=== WHAT TO WORK ON ===
Write out all the data again, exactly.
Start of EXERCISE DATA
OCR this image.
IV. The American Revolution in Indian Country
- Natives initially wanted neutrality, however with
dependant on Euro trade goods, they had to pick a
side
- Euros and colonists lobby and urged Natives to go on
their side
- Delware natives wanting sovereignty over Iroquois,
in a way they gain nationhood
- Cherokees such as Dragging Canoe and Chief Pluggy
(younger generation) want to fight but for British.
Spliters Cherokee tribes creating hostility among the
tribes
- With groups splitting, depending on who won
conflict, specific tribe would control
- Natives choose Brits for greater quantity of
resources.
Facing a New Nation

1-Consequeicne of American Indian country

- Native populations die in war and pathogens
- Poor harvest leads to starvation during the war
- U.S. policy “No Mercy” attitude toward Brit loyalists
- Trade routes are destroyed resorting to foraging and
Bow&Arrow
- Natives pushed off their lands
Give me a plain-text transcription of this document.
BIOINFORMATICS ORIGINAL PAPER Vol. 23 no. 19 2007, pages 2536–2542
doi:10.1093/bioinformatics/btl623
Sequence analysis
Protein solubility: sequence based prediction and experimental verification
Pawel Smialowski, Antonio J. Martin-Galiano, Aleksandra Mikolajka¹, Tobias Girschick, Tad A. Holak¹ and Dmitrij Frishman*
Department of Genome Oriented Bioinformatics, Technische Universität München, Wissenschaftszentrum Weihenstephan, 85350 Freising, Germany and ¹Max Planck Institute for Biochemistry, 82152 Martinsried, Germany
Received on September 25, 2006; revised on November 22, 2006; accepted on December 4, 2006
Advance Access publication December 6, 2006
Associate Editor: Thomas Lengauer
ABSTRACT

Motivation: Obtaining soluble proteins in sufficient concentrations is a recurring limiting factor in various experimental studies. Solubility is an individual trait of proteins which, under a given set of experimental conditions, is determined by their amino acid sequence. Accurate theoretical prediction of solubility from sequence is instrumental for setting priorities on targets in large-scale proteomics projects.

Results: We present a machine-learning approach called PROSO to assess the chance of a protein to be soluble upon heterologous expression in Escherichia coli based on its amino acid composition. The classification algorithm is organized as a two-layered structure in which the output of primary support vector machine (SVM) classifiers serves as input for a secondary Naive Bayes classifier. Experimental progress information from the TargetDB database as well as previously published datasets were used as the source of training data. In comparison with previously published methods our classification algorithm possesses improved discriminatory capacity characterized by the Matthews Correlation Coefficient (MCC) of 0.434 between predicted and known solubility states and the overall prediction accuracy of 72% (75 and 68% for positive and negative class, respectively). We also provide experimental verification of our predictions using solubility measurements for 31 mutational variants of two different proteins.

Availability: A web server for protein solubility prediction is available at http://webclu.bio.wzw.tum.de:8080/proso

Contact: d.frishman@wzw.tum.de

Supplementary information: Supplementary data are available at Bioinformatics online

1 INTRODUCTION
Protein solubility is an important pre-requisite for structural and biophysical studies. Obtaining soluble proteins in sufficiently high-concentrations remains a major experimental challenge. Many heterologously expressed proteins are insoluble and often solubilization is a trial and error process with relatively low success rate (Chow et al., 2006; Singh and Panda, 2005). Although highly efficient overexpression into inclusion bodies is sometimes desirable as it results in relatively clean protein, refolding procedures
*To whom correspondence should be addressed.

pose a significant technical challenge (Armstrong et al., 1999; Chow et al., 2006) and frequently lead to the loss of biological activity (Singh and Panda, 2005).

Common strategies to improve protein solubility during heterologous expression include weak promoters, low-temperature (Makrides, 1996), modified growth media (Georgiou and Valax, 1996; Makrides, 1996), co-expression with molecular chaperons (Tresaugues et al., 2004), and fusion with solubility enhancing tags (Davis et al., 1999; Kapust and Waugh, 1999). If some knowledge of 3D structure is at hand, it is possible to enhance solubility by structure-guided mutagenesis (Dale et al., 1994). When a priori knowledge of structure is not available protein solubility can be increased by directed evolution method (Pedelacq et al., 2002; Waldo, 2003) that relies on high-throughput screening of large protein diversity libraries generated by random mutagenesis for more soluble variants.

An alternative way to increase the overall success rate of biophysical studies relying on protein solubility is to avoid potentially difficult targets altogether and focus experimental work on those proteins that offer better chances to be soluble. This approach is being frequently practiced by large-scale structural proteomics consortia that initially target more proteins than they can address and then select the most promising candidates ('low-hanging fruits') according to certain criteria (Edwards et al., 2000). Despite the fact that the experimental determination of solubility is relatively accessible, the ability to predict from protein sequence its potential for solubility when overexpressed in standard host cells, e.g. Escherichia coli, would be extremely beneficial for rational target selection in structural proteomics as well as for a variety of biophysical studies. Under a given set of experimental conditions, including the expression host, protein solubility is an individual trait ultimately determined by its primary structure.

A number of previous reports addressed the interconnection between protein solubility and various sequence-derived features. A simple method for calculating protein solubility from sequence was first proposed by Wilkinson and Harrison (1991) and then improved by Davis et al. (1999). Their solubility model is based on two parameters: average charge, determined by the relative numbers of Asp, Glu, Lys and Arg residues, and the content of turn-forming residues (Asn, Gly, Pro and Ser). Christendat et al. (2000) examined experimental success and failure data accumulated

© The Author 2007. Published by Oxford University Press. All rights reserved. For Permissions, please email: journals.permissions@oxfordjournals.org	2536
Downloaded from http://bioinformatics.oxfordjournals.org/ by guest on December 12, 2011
End of EXERCISE DATA
=== REPLY TO THE TASK ===
OCR this image.
IV. The American Revolution in Indian Country
- Natives initially wanted neutrality, however with
dependant on Euro trade goods, they had to pick a
side
- Euros and colonists lobby and urged Natives to go on
their side
- Delware natives wanting sovereignty over Iroquois,
in a way they gain nationhood
- Cherokees such as Dragging Canoe and Chief Pluggy
(younger generation) want to fight but for British.
Spliters Cherokee tribes creating hostility among the
tribes
- With groups splitting, depending on who won
conflict, specific tribe would control
- Natives choose Brits for greater quantity of
resources.
Facing a New Nation

1-Consequeicne of American Indian country

- Native populations die in war and pathogens
- Poor harvest leads to starvation during the war
- U.S. policy “No Mercy” attitude toward Brit loyalists
- Trade routes are destroyed resorting to foraging and
Bow&Arrow
- Natives pushed off their lands
Give me a plain-text transcription of this document.
BIOINFORMATICS ORIGINAL PAPER Vol. 23 no. 19 2007, pages 2536–2542
doi:10.1093/bioinformatics/btl623
Sequence analysis
Protein solubility: sequence based prediction and experimental verification
Pawel Smialowski, Antonio J. Martin-Galiano, Aleksandra Mikolajka¹, Tobias Girschick, Tad A. Holak¹ and Dmitrij Frishman*
Department of Genome Oriented Bioinformatics, Technische Universität München, Wissenschaftszentrum Weihenstephan, 85350 Freising, Germany and ¹Max Planck Institute for Biochemistry, 82152 Martinsried, Germany
Received on September 25, 2006; revised on November 22, 2006; accepted on December 4, 2006
Advance Access publication December 6, 2006
Associate Editor: Thomas Lengauer
ABSTRACT

Motivation: Obtaining soluble proteins in sufficient concentrations is a recurring limiting factor in various experimental studies. Solubility is an individual trait of proteins which, under a given set of experimental conditions, is determined by their amino acid sequence. Accurate theoretical prediction of solubility from sequence is instrumental for setting priorities on targets in large-scale proteomics projects.

Results: We present a machine-learning approach called PROSO to assess the chance of a protein to be soluble upon heterologous expression in Escherichia coli based on its amino acid composition. The classification algorithm is organized as a two-layered structure in which the output of primary support vector machine (SVM) classifiers serves as input for a secondary Naive Bayes classifier. Experimental progress information from the TargetDB database as well as previously published datasets were used as the source of training data. In comparison with previously published methods our classification algorithm possesses improved discriminatory capacity characterized by the Matthews Correlation Coefficient (MCC) of 0.434 between predicted and known solubility states and the overall prediction accuracy of 72% (75 and 68% for positive and negative class, respectively). We also provide experimental verification of our predictions using solubility measurements for 31 mutational variants of two different proteins.

Availability: A web server for protein solubility prediction is available at http://webclu.bio.wzw.tum.de:8080/proso

Contact: d.frishman@wzw.tum.de

Supplementary information: Supplementary data are available at Bioinformatics online

1 INTRODUCTION
Protein solubility is an important pre-requisite for structural and biophysical studies. Obtaining soluble proteins in sufficiently high-concentrations remains a major experimental challenge. Many heterologously expressed proteins are insoluble and often solubilization is a trial and error process with relatively low success rate (Chow et al., 2006; Singh and Panda, 2005). Although highly efficient overexpression into inclusion bodies is sometimes desirable as it results in relatively clean protein, refolding procedures
*To whom correspondence should be addressed.

pose a significant technical challenge (Armstrong et al., 1999; Chow et al., 2006) and frequently lead to the loss of biological activity (Singh and Panda, 2005).

Common strategies to improve protein solubility during heterologous expression include weak promoters, low-temperature (Makrides, 1996), modified growth media (Georgiou and Valax, 1996; Makrides, 1996), co-expression with molecular chaperons (Tresaugues et al., 2004), and fusion with solubility enhancing tags (Davis et al., 1999; Kapust and Waugh, 1999). If some knowledge of 3D structure is at hand, it is possible to enhance solubility by structure-guided mutagenesis (Dale et al., 1994). When a priori knowledge of structure is not available protein solubility can be increased by directed evolution method (Pedelacq et al., 2002; Waldo, 2003) that relies on high-throughput screening of large protein diversity libraries generated by random mutagenesis for more soluble variants.

An alternative way to increase the overall success rate of biophysical studies relying on protein solubility is to avoid potentially difficult targets altogether and focus experimental work on those proteins that offer better chances to be soluble. This approach is being frequently practiced by large-scale structural proteomics consortia that initially target more proteins than they can address and then select the most promising candidates ('low-hanging fruits') according to certain criteria (Edwards et al., 2000). Despite the fact that the experimental determination of solubility is relatively accessible, the ability to predict from protein sequence its potential for solubility when overexpressed in standard host cells, e.g. Escherichia coli, would be extremely beneficial for rational target selection in structural proteomics as well as for a variety of biophysical studies. Under a given set of experimental conditions, including the expression host, protein solubility is an individual trait ultimately determined by its primary structure.

A number of previous reports addressed the interconnection between protein solubility and various sequence-derived features. A simple method for calculating protein solubility from sequence was first proposed by Wilkinson and Harrison (1991) and then improved by Davis et al. (1999). Their solubility model is based on two parameters: average charge, determined by the relative numbers of Asp, Glu, Lys and Arg residues, and the content of turn-forming residues (Asn, Gly, Pro and Ser). Christendat et al. (2000) examined experimental success and failure data accumulated

© The Author 2007. Published by Oxford University Press. All rights reserved. For Permissions, please email: journals.permissions@oxfordjournals.org	2536
Downloaded from http://bioinformatics.oxfordjournals.org/ by guest on December 12, 2011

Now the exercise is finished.